Print each of the entries exactly, leaving nothing out.

##### Exercise inputs #####

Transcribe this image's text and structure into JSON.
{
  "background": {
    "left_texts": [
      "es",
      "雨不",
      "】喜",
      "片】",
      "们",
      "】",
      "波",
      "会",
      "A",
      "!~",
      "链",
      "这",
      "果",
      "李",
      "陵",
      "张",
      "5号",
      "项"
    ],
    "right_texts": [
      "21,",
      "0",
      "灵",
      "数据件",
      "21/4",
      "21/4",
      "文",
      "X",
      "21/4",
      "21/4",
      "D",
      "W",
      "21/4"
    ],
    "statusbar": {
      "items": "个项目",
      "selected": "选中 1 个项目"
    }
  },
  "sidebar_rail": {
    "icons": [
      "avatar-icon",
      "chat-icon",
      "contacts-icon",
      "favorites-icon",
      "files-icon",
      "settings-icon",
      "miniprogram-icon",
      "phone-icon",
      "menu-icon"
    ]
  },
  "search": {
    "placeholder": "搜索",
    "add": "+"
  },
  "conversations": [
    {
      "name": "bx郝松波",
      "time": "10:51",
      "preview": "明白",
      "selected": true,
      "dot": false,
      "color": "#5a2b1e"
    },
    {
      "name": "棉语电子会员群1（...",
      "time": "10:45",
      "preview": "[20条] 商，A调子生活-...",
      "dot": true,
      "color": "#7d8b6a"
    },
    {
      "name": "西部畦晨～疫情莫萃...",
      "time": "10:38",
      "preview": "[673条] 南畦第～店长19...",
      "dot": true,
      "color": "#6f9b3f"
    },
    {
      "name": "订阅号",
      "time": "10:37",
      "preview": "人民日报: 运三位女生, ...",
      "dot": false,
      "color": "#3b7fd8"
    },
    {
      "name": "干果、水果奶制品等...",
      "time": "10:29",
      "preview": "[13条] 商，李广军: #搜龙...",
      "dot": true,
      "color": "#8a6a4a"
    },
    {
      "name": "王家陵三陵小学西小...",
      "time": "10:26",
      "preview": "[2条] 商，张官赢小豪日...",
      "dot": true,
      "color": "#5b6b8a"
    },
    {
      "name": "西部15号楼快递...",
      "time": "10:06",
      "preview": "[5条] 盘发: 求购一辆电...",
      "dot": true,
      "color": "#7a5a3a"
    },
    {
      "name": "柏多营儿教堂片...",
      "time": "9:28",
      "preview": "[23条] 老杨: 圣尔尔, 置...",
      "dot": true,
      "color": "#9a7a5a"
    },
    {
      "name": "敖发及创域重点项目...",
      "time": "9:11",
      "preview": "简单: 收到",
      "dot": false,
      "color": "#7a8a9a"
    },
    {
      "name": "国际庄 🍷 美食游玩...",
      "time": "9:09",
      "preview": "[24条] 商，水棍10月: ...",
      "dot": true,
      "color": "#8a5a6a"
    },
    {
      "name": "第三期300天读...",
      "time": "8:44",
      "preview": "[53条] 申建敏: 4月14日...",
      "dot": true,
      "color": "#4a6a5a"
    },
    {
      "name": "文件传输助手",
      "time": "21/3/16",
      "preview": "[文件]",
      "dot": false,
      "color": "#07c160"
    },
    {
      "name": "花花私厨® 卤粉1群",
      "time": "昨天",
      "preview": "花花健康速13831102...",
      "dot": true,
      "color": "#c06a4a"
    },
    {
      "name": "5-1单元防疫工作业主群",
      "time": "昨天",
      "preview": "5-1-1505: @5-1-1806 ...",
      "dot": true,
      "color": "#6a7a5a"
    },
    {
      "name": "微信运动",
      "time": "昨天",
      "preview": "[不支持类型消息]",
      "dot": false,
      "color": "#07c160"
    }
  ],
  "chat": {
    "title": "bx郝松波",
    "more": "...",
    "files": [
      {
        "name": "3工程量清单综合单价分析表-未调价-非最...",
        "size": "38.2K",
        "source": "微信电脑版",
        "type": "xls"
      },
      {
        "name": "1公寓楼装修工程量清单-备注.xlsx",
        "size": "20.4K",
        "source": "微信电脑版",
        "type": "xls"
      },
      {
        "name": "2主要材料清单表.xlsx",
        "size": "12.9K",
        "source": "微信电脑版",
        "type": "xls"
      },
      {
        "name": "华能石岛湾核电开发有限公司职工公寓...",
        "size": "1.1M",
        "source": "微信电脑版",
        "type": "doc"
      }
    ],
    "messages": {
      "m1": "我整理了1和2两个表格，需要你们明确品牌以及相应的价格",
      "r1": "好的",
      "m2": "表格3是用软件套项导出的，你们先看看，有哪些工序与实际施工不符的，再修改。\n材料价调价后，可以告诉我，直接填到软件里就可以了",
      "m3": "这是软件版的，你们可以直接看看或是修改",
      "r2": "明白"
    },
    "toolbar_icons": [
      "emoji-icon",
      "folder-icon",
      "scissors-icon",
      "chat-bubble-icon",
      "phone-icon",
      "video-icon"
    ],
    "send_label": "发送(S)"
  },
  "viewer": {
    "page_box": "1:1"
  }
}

#####

## Response to this exercise
Transcribe this image's text and structure into JSON.
{
  "background": {
    "left_texts": [
      "es",
      "雨不",
      "】喜",
      "片】",
      "们",
      "】",
      "波",
      "会",
      "A",
      "!~",
      "链",
      "这",
      "果",
      "李",
      "陵",
      "张",
      "5号",
      "项"
    ],
    "right_texts": [
      "21,",
      "0",
      "灵",
      "数据件",
      "21/4",
      "21/4",
      "文",
      "X",
      "21/4",
      "21/4",
      "D",
      "W",
      "21/4"
    ],
    "statusbar": {
      "items": "个项目",
      "selected": "选中 1 个项目"
    }
  },
  "sidebar_rail": {
    "icons": [
      "avatar-icon",
      "chat-icon",
      "contacts-icon",
      "favorites-icon",
      "files-icon",
      "settings-icon",
      "miniprogram-icon",
      "phone-icon",
      "menu-icon"
    ]
  },
  "search": {
    "placeholder": "搜索",
    "add": "+"
  },
  "conversations": [
    {
      "name": "bx郝松波",
      "time": "10:51",
      "preview": "明白",
      "selected": true,
      "dot": false,
      "color": "#5a2b1e"
    },
    {
      "name": "棉语电子会员群1（...",
      "time": "10:45",
      "preview": "[20条] 商，A调子生活-...",
      "dot": true,
      "color": "#7d8b6a"
    },
    {
      "name": "西部畦晨～疫情莫萃...",
      "time": "10:38",
      "preview": "[673条] 南畦第～店长19...",
      "dot": true,
      "color": "#6f9b3f"
    },
    {
      "name": "订阅号",
      "time": "10:37",
      "preview": "人民日报: 运三位女生, ...",
      "dot": false,
      "color": "#3b7fd8"
    },
    {
      "name": "干果、水果奶制品等...",
      "time": "10:29",
      "preview": "[13条] 商，李广军: #搜龙...",
      "dot": true,
      "color": "#8a6a4a"
    },
    {
      "name": "王家陵三陵小学西小...",
      "time": "10:26",
      "preview": "[2条] 商，张官赢小豪日...",
      "dot": true,
      "color": "#5b6b8a"
    },
    {
      "name": "西部15号楼快递...",
      "time": "10:06",
      "preview": "[5条] 盘发: 求购一辆电...",
      "dot": true,
      "color": "#7a5a3a"
    },
    {
      "name": "柏多营儿教堂片...",
      "time": "9:28",
      "preview": "[23条] 老杨: 圣尔尔, 置...",
      "dot": true,
      "color": "#9a7a5a"
    },
    {
      "name": "敖发及创域重点项目...",
      "time": "9:11",
      "preview": "简单: 收到",
      "dot": false,
      "color": "#7a8a9a"
    },
    {
      "name": "国际庄 🍷 美食游玩...",
      "time": "9:09",
      "preview": "[24条] 商，水棍10月: ...",
      "dot": true,
      "color": "#8a5a6a"
    },
    {
      "name": "第三期300天读...",
      "time": "8:44",
      "preview": "[53条] 申建敏: 4月14日...",
      "dot": true,
      "color": "#4a6a5a"
    },
    {
      "name": "文件传输助手",
      "time": "21/3/16",
      "preview": "[文件]",
      "dot": false,
      "color": "#07c160"
    },
    {
      "name": "花花私厨® 卤粉1群",
      "time": "昨天",
      "preview": "花花健康速13831102...",
      "dot": true,
      "color": "#c06a4a"
    },
    {
      "name": "5-1单元防疫工作业主群",
      "time": "昨天",
      "preview": "5-1-1505: @5-1-1806 ...",
      "dot": true,
      "color": "#6a7a5a"
    },
    {
      "name": "微信运动",
      "time": "昨天",
      "preview": "[不支持类型消息]",
      "dot": false,
      "color": "#07c160"
    }
  ],
  "chat": {
    "title": "bx郝松波",
    "more": "...",
    "files": [
      {
        "name": "3工程量清单综合单价分析表-未调价-非最...",
        "size": "38.2K",
        "source": "微信电脑版",
        "type": "xls"
      },
      {
        "name": "1公寓楼装修工程量清单-备注.xlsx",
        "size": "20.4K",
        "source": "微信电脑版",
        "type": "xls"
      },
      {
        "name": "2主要材料清单表.xlsx",
        "size": "12.9K",
        "source": "微信电脑版",
        "type": "xls"
      },
      {
        "name": "华能石岛湾核电开发有限公司职工公寓...",
        "size": "1.1M",
        "source": "微信电脑版",
        "type": "doc"
      }
    ],
    "messages": {
      "m1": "我整理了1和2两个表格，需要你们明确品牌以及相应的价格",
      "r1": "好的",
      "m2": "表格3是用软件套项导出的，你们先看看，有哪些工序与实际施工不符的，再修改。\n材料价调价后，可以告诉我，直接填到软件里就可以了",
      "m3": "这是软件版的，你们可以直接看看或是修改",
      "r2": "明白"
    },
    "toolbar_icons": [
      "emoji-icon",
      "folder-icon",
      "scissors-icon",
      "chat-bubble-icon",
      "phone-icon",
      "video-icon"
    ],
    "send_label": "发送(S)"
  },
  "viewer": {
    "page_box": "1:1"
  }
}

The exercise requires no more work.